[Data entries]
--------

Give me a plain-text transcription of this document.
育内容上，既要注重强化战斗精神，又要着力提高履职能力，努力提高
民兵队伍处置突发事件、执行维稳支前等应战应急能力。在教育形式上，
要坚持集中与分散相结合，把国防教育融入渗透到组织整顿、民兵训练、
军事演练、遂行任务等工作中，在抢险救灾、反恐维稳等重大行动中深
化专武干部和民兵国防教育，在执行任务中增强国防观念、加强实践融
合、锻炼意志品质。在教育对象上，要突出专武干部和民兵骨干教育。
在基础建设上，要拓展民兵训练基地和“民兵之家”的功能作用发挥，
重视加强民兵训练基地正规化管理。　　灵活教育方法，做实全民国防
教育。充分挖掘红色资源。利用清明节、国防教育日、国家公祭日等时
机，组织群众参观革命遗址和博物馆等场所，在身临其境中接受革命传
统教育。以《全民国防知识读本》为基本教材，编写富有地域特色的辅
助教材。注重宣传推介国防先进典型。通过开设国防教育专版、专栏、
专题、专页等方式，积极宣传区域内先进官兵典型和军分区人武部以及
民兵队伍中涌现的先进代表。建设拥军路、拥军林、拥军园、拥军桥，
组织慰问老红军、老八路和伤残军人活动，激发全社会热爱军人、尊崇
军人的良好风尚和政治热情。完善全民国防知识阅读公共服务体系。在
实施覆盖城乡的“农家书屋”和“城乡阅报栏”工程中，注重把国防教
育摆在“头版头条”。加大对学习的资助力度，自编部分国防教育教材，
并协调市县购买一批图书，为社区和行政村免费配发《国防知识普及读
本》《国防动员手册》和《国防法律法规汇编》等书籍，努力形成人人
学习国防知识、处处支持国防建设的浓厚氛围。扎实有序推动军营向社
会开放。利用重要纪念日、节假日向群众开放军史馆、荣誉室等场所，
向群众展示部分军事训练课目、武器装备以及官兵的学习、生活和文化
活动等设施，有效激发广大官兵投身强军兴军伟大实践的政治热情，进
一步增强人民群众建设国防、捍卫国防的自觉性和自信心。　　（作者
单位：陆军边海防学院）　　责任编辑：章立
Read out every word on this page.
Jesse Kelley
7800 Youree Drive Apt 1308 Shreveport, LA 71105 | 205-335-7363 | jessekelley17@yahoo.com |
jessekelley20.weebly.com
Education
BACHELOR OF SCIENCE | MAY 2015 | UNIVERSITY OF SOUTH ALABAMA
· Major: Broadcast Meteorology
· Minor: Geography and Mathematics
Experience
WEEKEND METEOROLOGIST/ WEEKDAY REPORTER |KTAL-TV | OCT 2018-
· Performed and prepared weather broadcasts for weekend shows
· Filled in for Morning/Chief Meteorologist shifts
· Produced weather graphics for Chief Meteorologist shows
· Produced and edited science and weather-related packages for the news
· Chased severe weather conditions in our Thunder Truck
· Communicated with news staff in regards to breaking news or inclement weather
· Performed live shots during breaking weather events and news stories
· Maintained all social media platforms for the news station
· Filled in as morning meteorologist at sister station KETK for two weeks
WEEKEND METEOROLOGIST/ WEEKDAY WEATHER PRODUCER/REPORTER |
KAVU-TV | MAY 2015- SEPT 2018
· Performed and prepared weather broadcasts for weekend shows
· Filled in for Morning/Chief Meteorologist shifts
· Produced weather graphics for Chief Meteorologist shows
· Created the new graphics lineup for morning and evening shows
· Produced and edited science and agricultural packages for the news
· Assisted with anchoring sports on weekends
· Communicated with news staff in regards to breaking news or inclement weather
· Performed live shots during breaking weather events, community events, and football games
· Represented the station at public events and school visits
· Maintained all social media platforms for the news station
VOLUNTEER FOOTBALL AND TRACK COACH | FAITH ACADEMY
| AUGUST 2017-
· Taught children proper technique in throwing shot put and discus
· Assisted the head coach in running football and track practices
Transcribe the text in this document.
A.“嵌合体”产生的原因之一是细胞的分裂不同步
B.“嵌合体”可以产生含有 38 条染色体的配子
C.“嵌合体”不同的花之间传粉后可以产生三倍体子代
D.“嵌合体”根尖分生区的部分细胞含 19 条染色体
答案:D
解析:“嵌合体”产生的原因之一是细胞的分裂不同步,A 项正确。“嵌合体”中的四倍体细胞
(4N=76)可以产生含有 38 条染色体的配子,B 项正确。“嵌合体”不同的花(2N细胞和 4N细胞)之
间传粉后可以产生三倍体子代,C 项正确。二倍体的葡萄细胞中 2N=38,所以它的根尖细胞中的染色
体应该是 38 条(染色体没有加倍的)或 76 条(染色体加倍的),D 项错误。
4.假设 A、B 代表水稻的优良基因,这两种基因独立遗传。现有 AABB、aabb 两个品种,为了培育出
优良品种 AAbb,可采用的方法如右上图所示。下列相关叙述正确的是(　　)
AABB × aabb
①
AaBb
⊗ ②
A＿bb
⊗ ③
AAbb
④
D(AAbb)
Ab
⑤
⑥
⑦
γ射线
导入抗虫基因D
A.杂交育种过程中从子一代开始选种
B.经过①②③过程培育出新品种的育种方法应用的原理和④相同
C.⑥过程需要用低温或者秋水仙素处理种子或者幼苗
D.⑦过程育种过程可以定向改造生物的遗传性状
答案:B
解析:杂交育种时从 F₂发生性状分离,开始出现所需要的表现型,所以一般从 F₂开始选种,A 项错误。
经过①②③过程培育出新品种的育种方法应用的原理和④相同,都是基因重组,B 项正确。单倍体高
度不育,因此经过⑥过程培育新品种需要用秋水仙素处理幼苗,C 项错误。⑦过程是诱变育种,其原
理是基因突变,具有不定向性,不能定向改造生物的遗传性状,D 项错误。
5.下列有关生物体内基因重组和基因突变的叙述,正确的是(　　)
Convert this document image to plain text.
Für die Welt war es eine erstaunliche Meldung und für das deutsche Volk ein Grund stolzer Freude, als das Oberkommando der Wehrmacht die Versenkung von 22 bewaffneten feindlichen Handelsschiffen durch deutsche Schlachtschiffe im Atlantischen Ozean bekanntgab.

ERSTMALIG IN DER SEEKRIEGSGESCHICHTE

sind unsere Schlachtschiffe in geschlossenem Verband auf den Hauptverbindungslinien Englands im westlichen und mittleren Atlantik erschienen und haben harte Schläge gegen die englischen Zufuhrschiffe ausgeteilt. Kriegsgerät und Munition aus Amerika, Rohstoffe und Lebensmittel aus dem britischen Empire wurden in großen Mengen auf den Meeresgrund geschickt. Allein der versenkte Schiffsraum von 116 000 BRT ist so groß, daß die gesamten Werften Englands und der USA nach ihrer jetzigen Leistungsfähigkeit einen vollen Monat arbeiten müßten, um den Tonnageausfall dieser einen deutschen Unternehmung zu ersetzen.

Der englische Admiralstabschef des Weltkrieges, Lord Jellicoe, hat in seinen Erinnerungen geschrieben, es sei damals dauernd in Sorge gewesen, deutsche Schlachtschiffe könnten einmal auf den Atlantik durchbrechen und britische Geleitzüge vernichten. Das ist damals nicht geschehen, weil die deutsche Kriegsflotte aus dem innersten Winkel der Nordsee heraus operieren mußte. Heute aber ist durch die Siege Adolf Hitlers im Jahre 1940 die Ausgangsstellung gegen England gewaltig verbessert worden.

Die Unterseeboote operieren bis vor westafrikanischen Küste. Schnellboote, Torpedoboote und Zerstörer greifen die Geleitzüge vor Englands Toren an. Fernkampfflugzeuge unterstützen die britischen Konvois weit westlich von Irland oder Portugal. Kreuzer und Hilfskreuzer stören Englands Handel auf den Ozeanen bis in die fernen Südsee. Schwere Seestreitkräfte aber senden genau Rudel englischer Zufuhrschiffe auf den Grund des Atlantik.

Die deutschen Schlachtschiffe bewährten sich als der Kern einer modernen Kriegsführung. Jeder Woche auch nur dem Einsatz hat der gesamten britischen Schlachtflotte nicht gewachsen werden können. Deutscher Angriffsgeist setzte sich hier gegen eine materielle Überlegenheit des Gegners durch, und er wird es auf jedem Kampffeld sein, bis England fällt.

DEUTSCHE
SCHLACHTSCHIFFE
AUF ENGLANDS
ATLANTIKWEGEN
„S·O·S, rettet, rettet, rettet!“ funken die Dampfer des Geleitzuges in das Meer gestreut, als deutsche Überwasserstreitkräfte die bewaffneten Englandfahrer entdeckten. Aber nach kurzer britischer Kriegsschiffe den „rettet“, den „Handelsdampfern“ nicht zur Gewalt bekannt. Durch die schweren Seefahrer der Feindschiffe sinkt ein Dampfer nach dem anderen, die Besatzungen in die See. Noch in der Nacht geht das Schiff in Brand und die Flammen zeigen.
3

--------

* GIVEN INSTRUCTION *
Using the records above, select and copy every line that has the word "this".

* TASK RESULT *
Give me a plain-text transcription of this document.
Read out every word on this page.
Transcribe the text in this document.
Convert this document image to plain text.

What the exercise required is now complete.